EXCERPTED RECORDS:
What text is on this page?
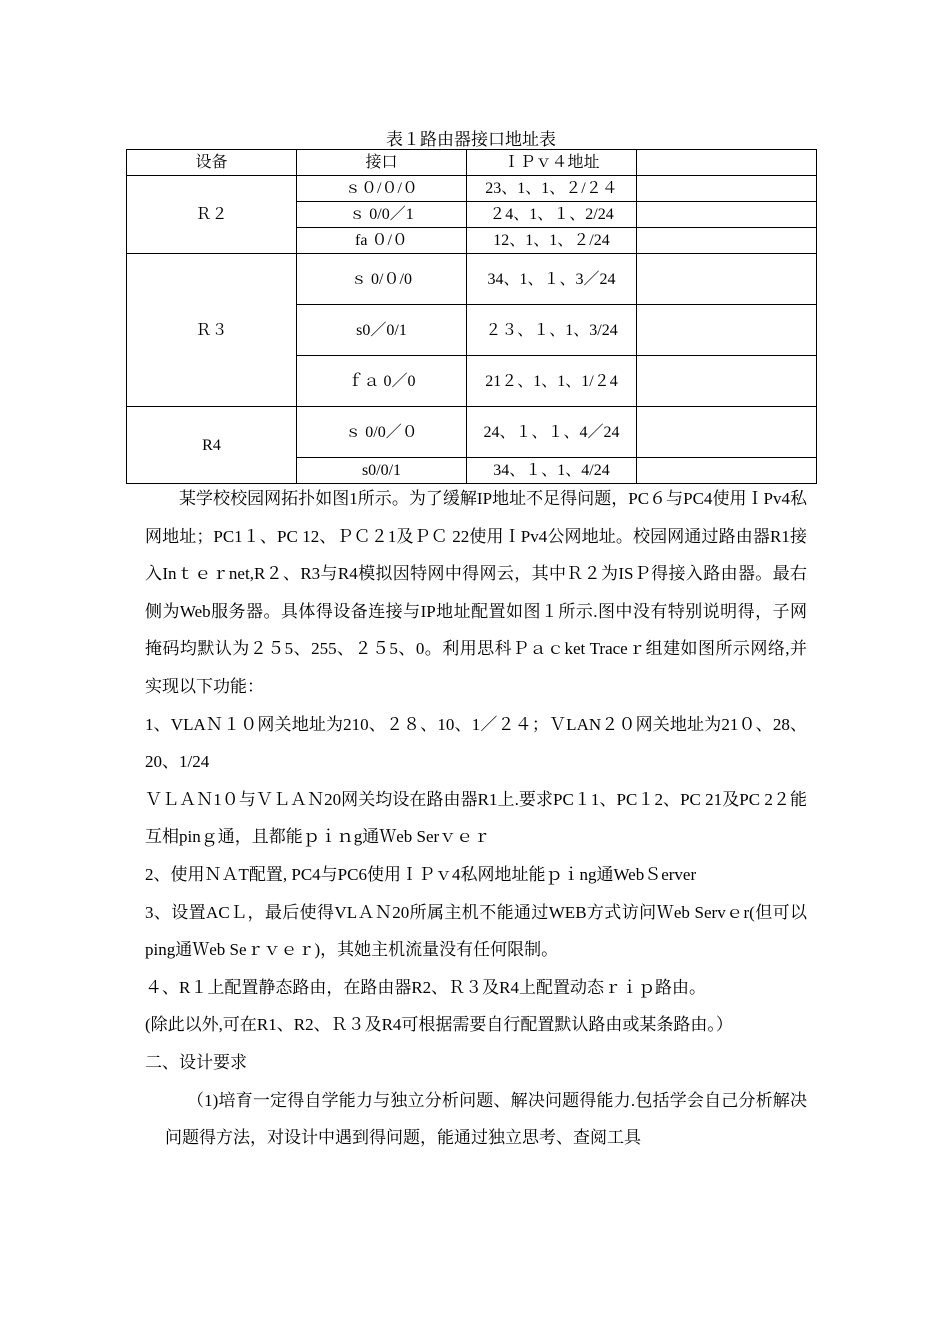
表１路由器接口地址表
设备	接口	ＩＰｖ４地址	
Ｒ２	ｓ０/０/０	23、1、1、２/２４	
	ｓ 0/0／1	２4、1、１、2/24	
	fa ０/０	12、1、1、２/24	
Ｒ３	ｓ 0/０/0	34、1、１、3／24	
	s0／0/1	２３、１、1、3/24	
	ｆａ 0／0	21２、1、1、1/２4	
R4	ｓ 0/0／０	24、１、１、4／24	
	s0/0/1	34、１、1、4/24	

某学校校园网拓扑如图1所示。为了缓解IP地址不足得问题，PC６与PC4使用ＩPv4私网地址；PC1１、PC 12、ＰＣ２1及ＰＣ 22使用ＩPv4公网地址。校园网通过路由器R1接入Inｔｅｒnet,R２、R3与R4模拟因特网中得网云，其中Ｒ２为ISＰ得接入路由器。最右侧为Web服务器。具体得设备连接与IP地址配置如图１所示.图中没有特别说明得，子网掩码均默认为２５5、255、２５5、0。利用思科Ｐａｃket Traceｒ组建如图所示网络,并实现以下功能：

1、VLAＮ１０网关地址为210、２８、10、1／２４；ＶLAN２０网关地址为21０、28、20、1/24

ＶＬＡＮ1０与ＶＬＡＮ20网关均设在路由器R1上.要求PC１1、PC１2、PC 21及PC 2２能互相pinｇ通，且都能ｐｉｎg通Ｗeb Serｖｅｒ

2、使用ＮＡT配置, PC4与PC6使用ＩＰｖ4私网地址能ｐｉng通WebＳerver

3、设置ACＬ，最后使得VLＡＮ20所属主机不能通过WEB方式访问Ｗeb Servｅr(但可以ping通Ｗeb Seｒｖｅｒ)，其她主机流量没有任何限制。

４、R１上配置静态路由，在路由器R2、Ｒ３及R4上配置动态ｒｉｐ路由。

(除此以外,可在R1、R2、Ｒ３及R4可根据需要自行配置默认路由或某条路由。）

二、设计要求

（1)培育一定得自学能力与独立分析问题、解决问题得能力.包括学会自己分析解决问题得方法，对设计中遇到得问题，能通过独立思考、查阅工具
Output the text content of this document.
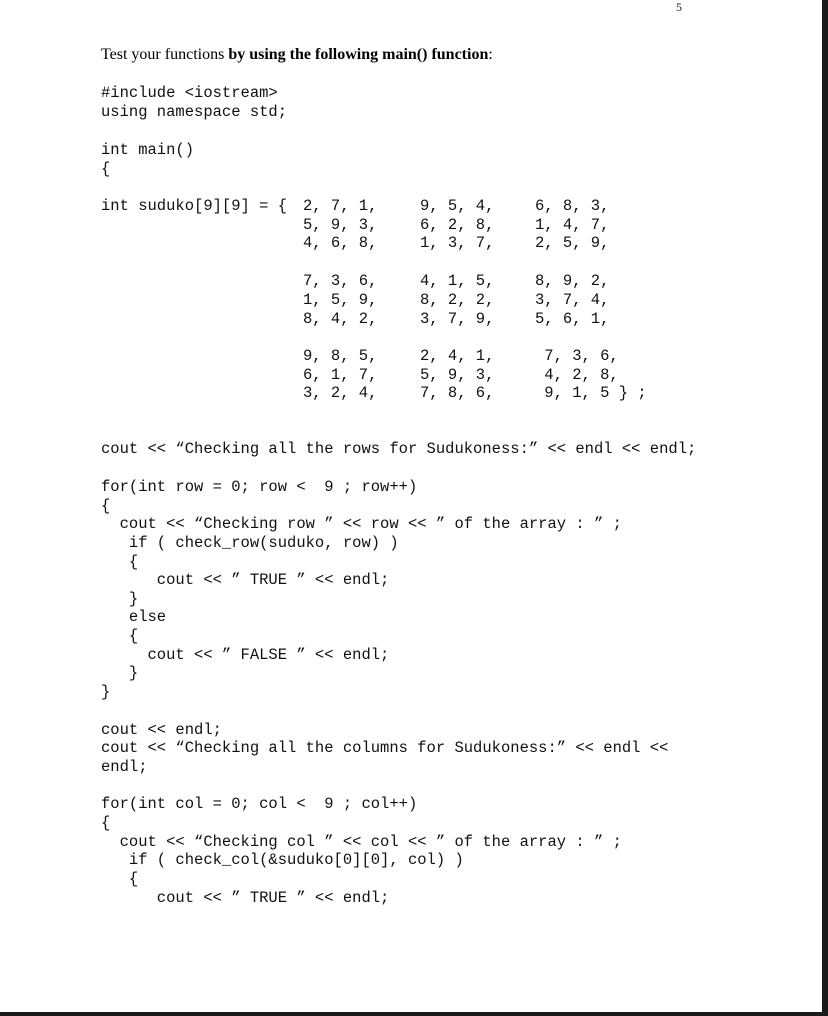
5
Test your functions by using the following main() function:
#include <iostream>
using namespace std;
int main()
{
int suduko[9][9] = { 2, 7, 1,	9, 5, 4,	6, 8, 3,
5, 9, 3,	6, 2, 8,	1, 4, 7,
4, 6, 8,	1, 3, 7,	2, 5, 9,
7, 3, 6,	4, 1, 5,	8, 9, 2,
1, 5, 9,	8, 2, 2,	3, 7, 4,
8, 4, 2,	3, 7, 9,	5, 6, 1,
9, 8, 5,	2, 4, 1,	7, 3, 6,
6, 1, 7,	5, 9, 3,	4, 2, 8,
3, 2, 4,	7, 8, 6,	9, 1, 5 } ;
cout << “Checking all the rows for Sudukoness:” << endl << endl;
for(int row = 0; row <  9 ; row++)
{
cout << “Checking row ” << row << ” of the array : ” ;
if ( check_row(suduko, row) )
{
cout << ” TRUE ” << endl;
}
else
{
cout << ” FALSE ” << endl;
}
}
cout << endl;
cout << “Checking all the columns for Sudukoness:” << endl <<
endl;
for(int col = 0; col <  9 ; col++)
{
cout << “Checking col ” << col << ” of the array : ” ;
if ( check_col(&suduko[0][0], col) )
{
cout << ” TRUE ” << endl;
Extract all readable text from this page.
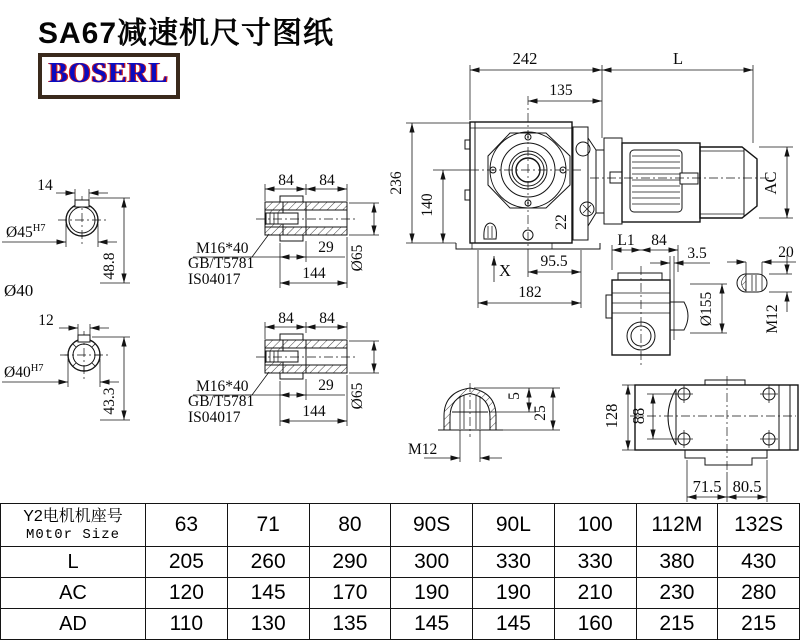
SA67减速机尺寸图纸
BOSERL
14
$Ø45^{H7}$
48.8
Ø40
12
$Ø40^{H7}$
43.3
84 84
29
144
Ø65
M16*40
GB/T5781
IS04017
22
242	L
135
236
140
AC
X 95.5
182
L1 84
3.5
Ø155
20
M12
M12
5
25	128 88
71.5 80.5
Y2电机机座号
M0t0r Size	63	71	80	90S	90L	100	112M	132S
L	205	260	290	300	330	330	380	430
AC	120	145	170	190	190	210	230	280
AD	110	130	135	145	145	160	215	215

TO DO:
Make an exact copy of only those lines that run from the line with "Extract all readable text from this page." through the end of the records, excluding pictures.

RESULT:
Extract all readable text from this page.
SA67减速机尺寸图纸
BOSERL
14
$Ø45^{H7}$
48.8
Ø40
12
$Ø40^{H7}$
43.3
84 84
29
144
Ø65
M16*40
GB/T5781
IS04017
22
242	L
135
236
140
AC
X 95.5
182
L1 84
3.5
Ø155
20
M12
M12
5
25	128 88
71.5 80.5
Y2电机机座号
M0t0r Size	63	71	80	90S	90L	100	112M	132S
L	205	260	290	300	330	330	380	430
AC	120	145	170	190	190	210	230	280
AD	110	130	135	145	145	160	215	215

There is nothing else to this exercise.